*ЧТО НУЖНО СДЕЛАТЬ*. Продолжите, пожалуйста, приведённый ниже текст о национальном и всечеловеческом в пьесах Рустама Ибрагимбекова, начиная сразу после его последнего предложения.

Новая историческая общность «советский народ», возникшая в поступательном движении прогресса, не может быть отъединена от развития идеологии, от жизни искусства. Единая историческая общность «советский народ» и резко раздельные, четко отграниченные национальные формы в искусстве, не гибкие, не переходящие друг в друга,— это, думается мне, невозможно, антиисторично. Единая современная общность, новая историческая кагегория «советский народ» подразумевает и создание единых категорий, единых исторических общностей и в сферах идеологии. Сегодня стоит говорить о своеобразном «перевоплощении», пользуясь термином Станиславского, братских культур друг в друга.

Национальное на нынешнем этапе развития драматургии активнее всего проявляется в интернациональном, во всесоюзном, во всемирном.

Ну, например, каждый, кто будет знакомиться с пьесами азербайджанца Ибрагимбекова, не забудет о том, что Ибрагимбеков азербайджанец. Об этом напомнят читателю милые сердцу автора приметы азербайджанского быта: какая-то особая душевность, распахнутость, открытость шумных азербайджанских двориков, громкие, звучные тона жизни, яркие, пестрые краски действительности, повышенный тонус чувств, лихорадочное ощущение радостей, философическое толкование горестей, какая-то «клановая» многоярусность семей, подчас представляющих небольшой, гудящий, словно улей, одновременно и мирный, и конфликтный городок.

Но в то же время читатель не будет думать, что Ибрагимбеков пишет только о том, что происходит исключительно в его республике, что в национальных характерах его героев нет всеобщности, «всетипичности», что это какой-то замкнутый мир исключительно «бакинских» переживаний.

Лучшие пьесы Рустама Ибрагимбекова поразили читателя и зрителя как раз своей «всечеловечностью», стремительным разрушением национальной замкнутости, обращением к целой планете, страстным желанием автора нравственно улучшить саму человеческую природу. Да, все, что происходило в такой, например, пьесе Ибрагимбекова, как «Женщина за зеленой дверью», происходило именно в одном из маленьких азербайджанских двориков, тех самых, которые так любит сын Азербайджана Ибрагимбеков. Но вместе с тем все, что происходило в пьесе «Женщина за зеленой дверью», происходило на всей земле сразу. На всей земле каждый день случается то, что увидел писатель в маленьком дворике в своем родном краю. На всей земле каждый день вступают в борьбу добро и зло, на всей земле каждый день побеждает, а если еще не победило, то непременно победит, добро.

*СОХРАНЁННЫЕ ЗАПИСИ*.
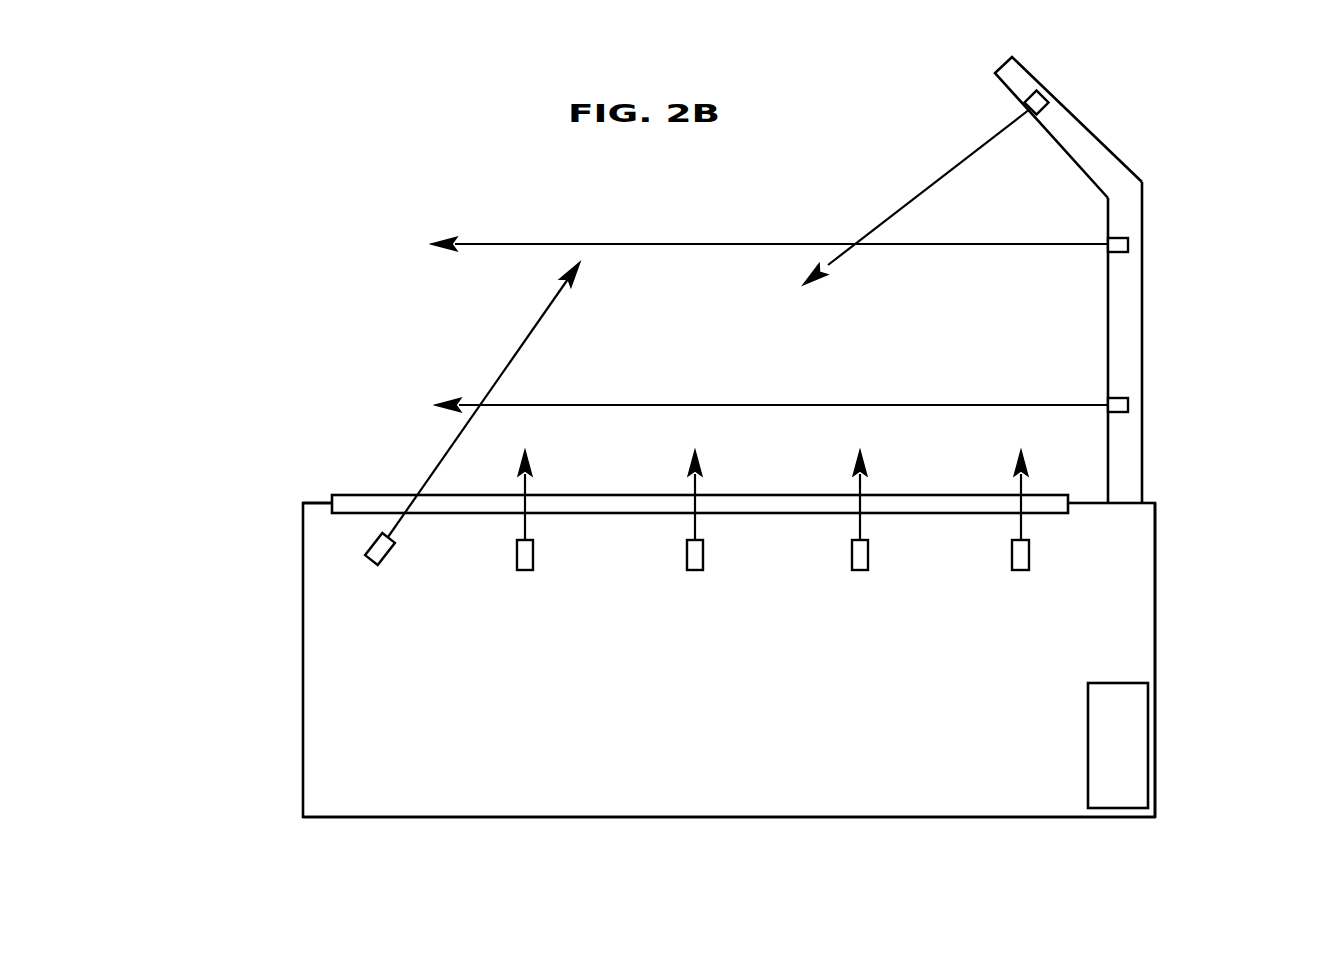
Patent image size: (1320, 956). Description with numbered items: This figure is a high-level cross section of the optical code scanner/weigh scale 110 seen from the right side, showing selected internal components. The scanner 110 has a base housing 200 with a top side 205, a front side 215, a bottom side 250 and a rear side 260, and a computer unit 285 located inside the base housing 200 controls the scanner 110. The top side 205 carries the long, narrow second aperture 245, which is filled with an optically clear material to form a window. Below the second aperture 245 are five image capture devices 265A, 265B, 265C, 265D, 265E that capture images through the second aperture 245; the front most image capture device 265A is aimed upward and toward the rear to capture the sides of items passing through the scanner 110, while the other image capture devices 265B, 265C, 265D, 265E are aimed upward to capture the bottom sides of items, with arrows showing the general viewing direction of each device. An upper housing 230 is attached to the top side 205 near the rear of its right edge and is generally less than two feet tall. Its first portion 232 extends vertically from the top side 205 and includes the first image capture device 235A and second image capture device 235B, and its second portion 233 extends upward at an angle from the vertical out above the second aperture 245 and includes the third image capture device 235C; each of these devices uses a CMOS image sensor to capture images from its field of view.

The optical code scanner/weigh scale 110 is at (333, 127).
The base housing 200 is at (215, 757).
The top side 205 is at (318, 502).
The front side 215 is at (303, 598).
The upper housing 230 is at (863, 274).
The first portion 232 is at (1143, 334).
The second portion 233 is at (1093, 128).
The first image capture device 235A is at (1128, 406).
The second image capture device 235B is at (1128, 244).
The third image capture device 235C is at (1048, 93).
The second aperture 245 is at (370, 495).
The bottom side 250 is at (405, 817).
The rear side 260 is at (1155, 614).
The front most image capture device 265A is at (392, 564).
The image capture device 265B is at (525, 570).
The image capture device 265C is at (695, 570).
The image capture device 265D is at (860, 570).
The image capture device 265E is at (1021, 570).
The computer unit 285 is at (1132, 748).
* * *
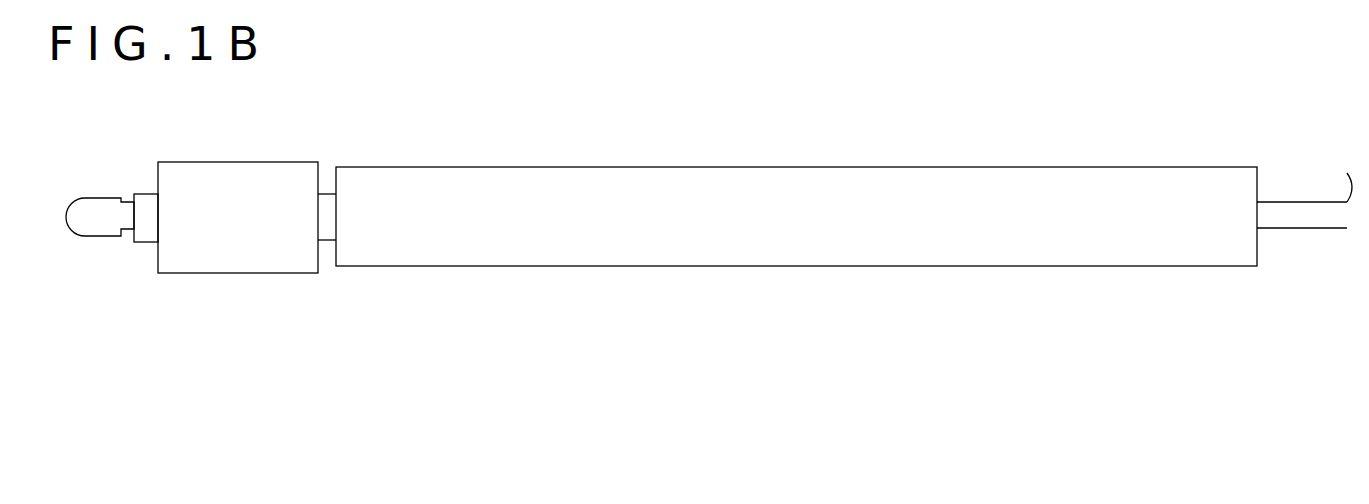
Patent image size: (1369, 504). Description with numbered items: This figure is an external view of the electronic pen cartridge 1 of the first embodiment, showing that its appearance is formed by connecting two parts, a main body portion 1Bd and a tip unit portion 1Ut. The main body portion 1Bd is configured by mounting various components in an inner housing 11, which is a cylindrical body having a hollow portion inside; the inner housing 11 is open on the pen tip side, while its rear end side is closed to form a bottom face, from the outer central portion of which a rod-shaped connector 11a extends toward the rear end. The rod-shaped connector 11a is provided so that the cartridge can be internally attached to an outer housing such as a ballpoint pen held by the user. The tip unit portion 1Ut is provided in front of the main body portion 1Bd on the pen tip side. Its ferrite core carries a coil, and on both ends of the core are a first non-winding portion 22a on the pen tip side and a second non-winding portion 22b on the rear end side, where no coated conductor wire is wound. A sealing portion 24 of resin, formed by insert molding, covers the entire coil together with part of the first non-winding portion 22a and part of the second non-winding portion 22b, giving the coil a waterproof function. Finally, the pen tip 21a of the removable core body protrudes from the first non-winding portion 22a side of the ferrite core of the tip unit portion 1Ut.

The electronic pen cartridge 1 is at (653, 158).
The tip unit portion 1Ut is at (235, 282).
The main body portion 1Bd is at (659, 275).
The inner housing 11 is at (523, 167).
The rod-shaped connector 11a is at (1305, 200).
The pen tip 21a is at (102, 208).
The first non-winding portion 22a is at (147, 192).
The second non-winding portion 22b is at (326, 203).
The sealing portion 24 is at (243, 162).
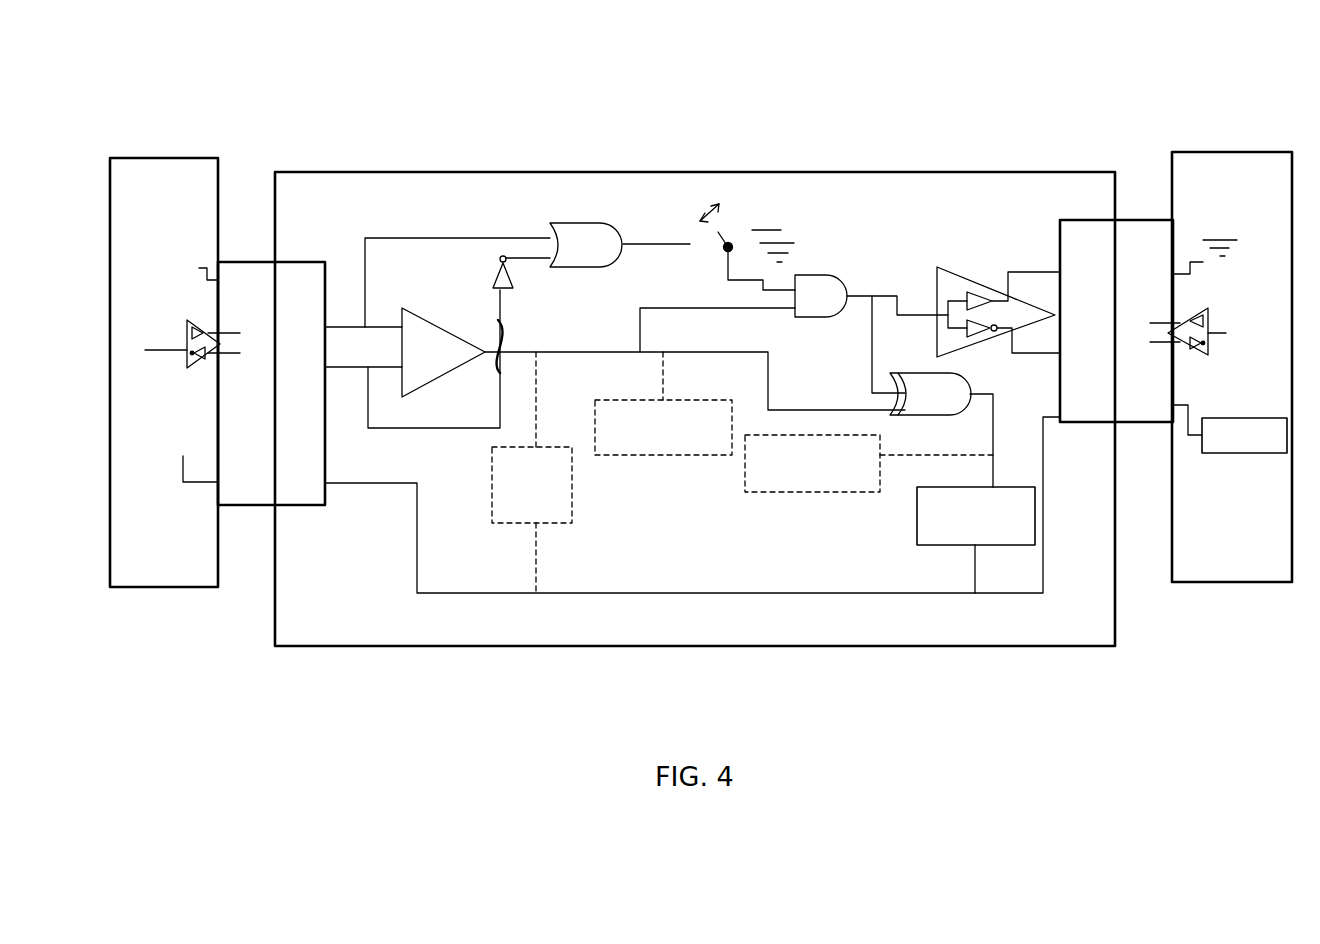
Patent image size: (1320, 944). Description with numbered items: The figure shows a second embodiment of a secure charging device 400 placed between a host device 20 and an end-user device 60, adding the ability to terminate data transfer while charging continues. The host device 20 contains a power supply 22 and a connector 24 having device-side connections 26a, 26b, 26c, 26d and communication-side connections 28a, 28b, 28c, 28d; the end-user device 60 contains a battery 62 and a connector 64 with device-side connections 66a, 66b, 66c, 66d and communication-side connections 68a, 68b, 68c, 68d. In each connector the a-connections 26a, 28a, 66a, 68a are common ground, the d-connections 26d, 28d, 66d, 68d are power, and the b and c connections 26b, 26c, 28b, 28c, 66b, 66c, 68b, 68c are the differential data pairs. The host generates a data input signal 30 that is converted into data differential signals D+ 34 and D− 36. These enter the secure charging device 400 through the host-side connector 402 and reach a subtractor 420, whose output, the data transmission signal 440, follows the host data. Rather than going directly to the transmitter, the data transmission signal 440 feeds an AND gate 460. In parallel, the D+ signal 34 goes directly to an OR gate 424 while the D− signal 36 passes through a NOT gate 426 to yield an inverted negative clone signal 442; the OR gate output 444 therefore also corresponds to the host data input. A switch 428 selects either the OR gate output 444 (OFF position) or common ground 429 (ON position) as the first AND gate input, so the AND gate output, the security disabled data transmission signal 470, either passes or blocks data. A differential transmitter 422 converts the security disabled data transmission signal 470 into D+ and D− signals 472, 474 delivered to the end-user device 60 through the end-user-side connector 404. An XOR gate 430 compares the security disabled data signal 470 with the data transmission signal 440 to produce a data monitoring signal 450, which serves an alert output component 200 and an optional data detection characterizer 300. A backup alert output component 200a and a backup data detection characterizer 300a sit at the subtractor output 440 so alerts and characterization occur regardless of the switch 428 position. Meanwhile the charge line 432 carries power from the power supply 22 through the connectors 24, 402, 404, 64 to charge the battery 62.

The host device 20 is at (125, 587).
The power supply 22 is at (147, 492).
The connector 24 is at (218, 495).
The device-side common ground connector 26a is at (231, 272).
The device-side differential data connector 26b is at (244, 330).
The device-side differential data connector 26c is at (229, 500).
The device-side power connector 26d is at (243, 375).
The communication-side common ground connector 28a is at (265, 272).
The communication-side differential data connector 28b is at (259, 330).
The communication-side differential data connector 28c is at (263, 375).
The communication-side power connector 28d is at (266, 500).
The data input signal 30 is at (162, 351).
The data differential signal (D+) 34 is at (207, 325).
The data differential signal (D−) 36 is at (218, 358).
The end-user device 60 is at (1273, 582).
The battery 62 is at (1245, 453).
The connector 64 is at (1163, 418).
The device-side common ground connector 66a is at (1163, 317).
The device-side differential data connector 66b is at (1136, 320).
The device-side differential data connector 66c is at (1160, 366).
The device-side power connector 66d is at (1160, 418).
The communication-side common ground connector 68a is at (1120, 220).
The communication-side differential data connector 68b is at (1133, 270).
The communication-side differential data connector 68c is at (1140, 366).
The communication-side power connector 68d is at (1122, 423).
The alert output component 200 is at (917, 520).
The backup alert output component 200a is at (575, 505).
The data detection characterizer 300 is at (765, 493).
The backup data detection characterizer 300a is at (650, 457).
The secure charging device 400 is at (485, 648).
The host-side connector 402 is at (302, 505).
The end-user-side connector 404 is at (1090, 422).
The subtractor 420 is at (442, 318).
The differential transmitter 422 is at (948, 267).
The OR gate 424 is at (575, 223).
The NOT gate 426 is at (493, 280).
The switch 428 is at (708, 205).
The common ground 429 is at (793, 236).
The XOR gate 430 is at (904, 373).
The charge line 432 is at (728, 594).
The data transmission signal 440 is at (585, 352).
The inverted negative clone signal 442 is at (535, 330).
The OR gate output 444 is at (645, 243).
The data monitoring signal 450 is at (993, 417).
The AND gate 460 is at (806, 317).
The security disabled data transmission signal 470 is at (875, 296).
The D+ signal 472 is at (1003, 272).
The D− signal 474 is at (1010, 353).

*ИТОГОВЫЙ РЕЗУЛЬТАТ*.
Но если бы одно только это — извечное столкновение добра и зла — увидел сегодняшний писатель, пьеса Ибрагимбекова не представляла бы того острого интереса, который она вызвала у читающей публики, у театрального зрителя. Драматург увидел и нечто другое, более сложное, более современно окрашенное.

Если вчера порядочными людьми могли считаться те, кто никого не обижает, никого не мучает, никому не причиняет зла, то сегодня эти люди, пассивно «положительные», равнодушно-добрые, уже не могут называться хорошими людьми. Одно только неучастие в зле еще не может почитаться добром. Былые рамки порядочности падают, словно планки высоты, взятые новыми рекордами. Новые нравственные «планки» устанавливают сегодня и драматурги вместе со всем народом.

Такие новые нравственные высоты утверждаются и в пьесе «Женщина за зеленой дверью», пьесе, пересматривающей, переоценивающей даже самые устойчивые понятия, вроде, например, человеческой порядочности. Тот, кто не заступился за обиженного, тот, кто прошел мимо преступника, не наказав его, тот, кто равнодушие выбрал своей философией,— это человек непорядочный, недобрый, близкий по своему душевному миру к обидчикам, к мучителям, к совершающим преступления.

Так думает сейчас советский драматург Ибрагимбеков, и это уже не только национальная форма мышления. Его пьеса «Женщина за зеленой дверью» уже не только национальная по форме пьеса. Раздумья писателя, его тревога за несовершенство человеческой натуры становятся раздумьями и тревогой всего человечества. На повестке дня целой планеты стоят эти раздумья о равнодушии и активной борьбе, о «доброй» всеядности и резкой непримиримости к компромиссу, об умении тихо устраниться из политических битв и неумении мириться с несправедливостью, с унижением человека человеком.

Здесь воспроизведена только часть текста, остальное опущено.